┌──

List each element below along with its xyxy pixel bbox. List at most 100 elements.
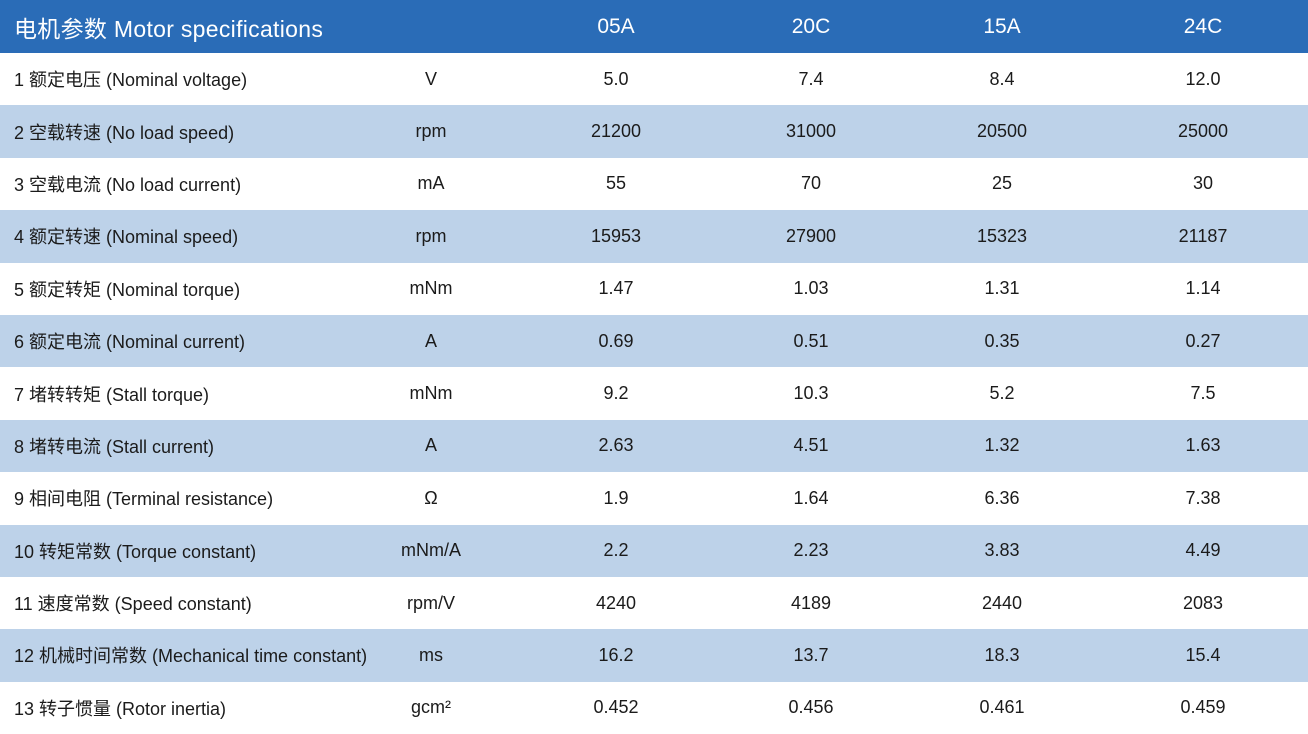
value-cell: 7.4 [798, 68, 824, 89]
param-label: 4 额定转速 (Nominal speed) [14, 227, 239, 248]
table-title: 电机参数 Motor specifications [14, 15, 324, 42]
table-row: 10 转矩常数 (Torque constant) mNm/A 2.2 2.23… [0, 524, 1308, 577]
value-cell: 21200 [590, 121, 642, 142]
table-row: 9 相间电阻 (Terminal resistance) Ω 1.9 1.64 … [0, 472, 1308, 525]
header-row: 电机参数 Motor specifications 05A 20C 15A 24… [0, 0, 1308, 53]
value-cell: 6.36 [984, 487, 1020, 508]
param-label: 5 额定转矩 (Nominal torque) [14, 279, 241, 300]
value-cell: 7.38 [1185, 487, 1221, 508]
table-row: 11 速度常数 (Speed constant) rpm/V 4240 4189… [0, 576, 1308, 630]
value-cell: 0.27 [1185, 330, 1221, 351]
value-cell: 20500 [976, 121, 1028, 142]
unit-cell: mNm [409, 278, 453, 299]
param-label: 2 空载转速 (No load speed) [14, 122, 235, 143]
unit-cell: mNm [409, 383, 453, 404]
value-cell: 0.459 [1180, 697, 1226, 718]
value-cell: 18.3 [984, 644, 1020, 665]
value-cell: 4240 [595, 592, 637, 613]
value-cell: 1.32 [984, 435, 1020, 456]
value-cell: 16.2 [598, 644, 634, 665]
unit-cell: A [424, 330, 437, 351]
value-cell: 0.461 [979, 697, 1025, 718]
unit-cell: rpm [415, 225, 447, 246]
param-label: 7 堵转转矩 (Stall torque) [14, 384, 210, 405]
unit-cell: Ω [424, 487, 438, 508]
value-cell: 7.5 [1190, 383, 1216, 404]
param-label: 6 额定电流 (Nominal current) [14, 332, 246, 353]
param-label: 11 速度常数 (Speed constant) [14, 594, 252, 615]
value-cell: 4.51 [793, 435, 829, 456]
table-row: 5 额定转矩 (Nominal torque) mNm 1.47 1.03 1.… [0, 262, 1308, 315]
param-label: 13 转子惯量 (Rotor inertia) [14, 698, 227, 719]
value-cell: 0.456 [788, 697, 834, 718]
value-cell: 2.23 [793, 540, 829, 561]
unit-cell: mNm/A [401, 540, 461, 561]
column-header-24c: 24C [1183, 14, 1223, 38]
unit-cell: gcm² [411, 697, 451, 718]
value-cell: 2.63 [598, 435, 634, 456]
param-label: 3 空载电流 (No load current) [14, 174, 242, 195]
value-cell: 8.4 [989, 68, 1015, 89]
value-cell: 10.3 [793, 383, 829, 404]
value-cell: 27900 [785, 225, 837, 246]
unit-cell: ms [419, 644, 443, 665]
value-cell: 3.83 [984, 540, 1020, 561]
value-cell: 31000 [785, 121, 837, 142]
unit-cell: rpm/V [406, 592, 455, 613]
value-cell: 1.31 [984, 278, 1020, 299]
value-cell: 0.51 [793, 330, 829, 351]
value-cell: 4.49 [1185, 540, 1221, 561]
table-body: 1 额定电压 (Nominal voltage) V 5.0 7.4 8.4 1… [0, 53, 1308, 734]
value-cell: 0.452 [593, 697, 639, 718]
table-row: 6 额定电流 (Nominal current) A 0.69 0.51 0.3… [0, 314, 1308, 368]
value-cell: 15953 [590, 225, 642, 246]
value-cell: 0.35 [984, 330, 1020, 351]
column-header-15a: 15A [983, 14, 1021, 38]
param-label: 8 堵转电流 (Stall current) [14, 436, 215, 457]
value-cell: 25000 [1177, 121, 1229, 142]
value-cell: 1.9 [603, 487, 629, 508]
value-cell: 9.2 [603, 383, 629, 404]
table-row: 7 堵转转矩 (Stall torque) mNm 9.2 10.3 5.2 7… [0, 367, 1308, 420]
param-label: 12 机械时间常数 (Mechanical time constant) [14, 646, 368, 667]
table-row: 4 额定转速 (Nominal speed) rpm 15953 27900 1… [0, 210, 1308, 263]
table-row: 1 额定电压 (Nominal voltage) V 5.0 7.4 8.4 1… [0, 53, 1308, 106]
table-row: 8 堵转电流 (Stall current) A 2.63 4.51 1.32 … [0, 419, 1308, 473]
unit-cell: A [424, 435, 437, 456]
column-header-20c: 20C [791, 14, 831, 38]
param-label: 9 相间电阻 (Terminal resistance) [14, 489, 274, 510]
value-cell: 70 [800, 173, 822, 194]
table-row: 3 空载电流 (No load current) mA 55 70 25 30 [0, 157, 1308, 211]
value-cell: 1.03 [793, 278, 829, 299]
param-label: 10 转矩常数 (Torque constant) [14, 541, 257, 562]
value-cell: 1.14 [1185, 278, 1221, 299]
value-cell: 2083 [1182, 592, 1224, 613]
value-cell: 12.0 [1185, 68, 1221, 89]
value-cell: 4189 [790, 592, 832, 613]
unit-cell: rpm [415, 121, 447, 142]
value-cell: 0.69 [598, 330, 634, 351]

└──

__YOUR OBJECTIVE__
Please output every line of the records above as a Markdown table with the columns "Row" and "Line", numbering the rows and leaving out blank lines and pictures.

__CORRECT RESPONSE__
| Row | Line |
|---|---|
| 1 | List each element below along with its xyxy pixel bbox. List at most 100 elements. |
| 2 | value-cell: 7.4 [798, 68, 824, 89] |
| 3 | param-label: 4 额定转速 (Nominal speed) [14, 227, 239, 248] |
| 4 | table-title: 电机参数 Motor specifications [14, 15, 324, 42] |
| 5 | table-row: 10 转矩常数 (Torque constant) mNm/A 2.2 2.23… [0, 524, 1308, 577] |
| 6 | value-cell: 21200 [590, 121, 642, 142] |
| 7 | table-row: 9 相间电阻 (Terminal resistance) Ω 1.9 1.64 … [0, 472, 1308, 525] |
| 8 | header-row: 电机参数 Motor specifications 05A 20C 15A 24… [0, 0, 1308, 53] |
| 9 | value-cell: 6.36 [984, 487, 1020, 508] |
| 10 | param-label: 5 额定转矩 (Nominal torque) [14, 279, 241, 300] |
| 11 | value-cell: 7.38 [1185, 487, 1221, 508] |
| 12 | table-row: 11 速度常数 (Speed constant) rpm/V 4240 4189… [0, 576, 1308, 630] |
| 13 | value-cell: 0.27 [1185, 330, 1221, 351] |
| 14 | value-cell: 20500 [976, 121, 1028, 142] |
| 15 | unit-cell: mNm [409, 278, 453, 299] |
| 16 | param-label: 2 空载转速 (No load speed) [14, 122, 235, 143] |
| 17 | unit-cell: mNm [409, 383, 453, 404] |
| 18 | value-cell: 0.459 [1180, 697, 1226, 718] |
| 19 | value-cell: 18.3 [984, 644, 1020, 665] |
| 20 | value-cell: 4240 [595, 592, 637, 613] |
| 21 | value-cell: 1.32 [984, 435, 1020, 456] |
| 22 | value-cell: 16.2 [598, 644, 634, 665] |
| 23 | unit-cell: A [424, 330, 437, 351] |
| 24 | value-cell: 0.461 [979, 697, 1025, 718] |
| 25 | unit-cell: rpm [415, 225, 447, 246] |
| 26 | param-label: 7 堵转转矩 (Stall torque) [14, 384, 210, 405] |
| 27 | unit-cell: Ω [424, 487, 438, 508] |
| 28 | value-cell: 7.5 [1190, 383, 1216, 404] |
| 29 | param-label: 6 额定电流 (Nominal current) [14, 332, 246, 353] |
| 30 | param-label: 11 速度常数 (Speed constant) [14, 594, 252, 615] |
| 31 | value-cell: 4.51 [793, 435, 829, 456] |
| 32 | table-row: 5 额定转矩 (Nominal torque) mNm 1.47 1.03 1.… [0, 262, 1308, 315] |
| 33 | param-label: 13 转子惯量 (Rotor inertia) [14, 698, 227, 719] |
| 34 | value-cell: 0.456 [788, 697, 834, 718] |
| 35 | value-cell: 2.23 [793, 540, 829, 561] |
| 36 | unit-cell: mNm/A [401, 540, 461, 561] |
| 37 | column-header-24c: 24C [1183, 14, 1223, 38] |
| 38 | unit-cell: gcm² [411, 697, 451, 718] |
| 39 | value-cell: 2.63 [598, 435, 634, 456] |
| 40 | param-label: 3 空载电流 (No load current) [14, 174, 242, 195] |
| 41 | value-cell: 8.4 [989, 68, 1015, 89] |
| 42 | value-cell: 10.3 [793, 383, 829, 404] |
| 43 | value-cell: 27900 [785, 225, 837, 246] |
| 44 | unit-cell: ms [419, 644, 443, 665] |
| 45 | value-cell: 3.83 [984, 540, 1020, 561] |
| 46 | value-cell: 31000 [785, 121, 837, 142] |
| 47 | unit-cell: rpm/V [406, 592, 455, 613] |
| 48 | value-cell: 1.31 [984, 278, 1020, 299] |
| 49 | value-cell: 0.51 [793, 330, 829, 351] |
| 50 | value-cell: 4.49 [1185, 540, 1221, 561] |
| 51 | table-body: 1 额定电压 (Nominal voltage) V 5.0 7.4 8.4 1… [0, 53, 1308, 734] |
| 52 | value-cell: 0.452 [593, 697, 639, 718] |
| 53 | table-row: 6 额定电流 (Nominal current) A 0.69 0.51 0.3… [0, 314, 1308, 368] |
| 54 | value-cell: 15953 [590, 225, 642, 246] |
| 55 | value-cell: 0.35 [984, 330, 1020, 351] |
| 56 | column-header-15a: 15A [983, 14, 1021, 38] |
| 57 | param-label: 8 堵转电流 (Stall current) [14, 436, 215, 457] |
| 58 | value-cell: 25000 [1177, 121, 1229, 142] |
| 59 | value-cell: 1.9 [603, 487, 629, 508] |
| 60 | value-cell: 9.2 [603, 383, 629, 404] |
| 61 | table-row: 7 堵转转矩 (Stall torque) mNm 9.2 10.3 5.2 7… [0, 367, 1308, 420] |
| 62 | param-label: 12 机械时间常数 (Mechanical time constant) [14, 646, 368, 667] |
| 63 | table-row: 4 额定转速 (Nominal speed) rpm 15953 27900 1… [0, 210, 1308, 263] |
| 64 | table-row: 1 额定电压 (Nominal voltage) V 5.0 7.4 8.4 1… [0, 53, 1308, 106] |
| 65 | table-row: 8 堵转电流 (Stall current) A 2.63 4.51 1.32 … [0, 419, 1308, 473] |
| 66 | unit-cell: A [424, 435, 437, 456] |
| 67 | column-header-20c: 20C [791, 14, 831, 38] |
| 68 | param-label: 9 相间电阻 (Terminal resistance) [14, 489, 274, 510] |
| 69 | value-cell: 70 [800, 173, 822, 194] |
| 70 | table-row: 3 空载电流 (No load current) mA 55 70 25 30 [0, 157, 1308, 211] |
| 71 | value-cell: 1.03 [793, 278, 829, 299] |
| 72 | param-label: 10 转矩常数 (Torque constant) [14, 541, 257, 562] |
| 73 | value-cell: 1.14 [1185, 278, 1221, 299] |
| 74 | value-cell: 2083 [1182, 592, 1224, 613] |
| 75 | value-cell: 12.0 [1185, 68, 1221, 89] |
| 76 | value-cell: 4189 [790, 592, 832, 613] |
| 77 | unit-cell: rpm [415, 121, 447, 142] |
| 78 | value-cell: 0.69 [598, 330, 634, 351] |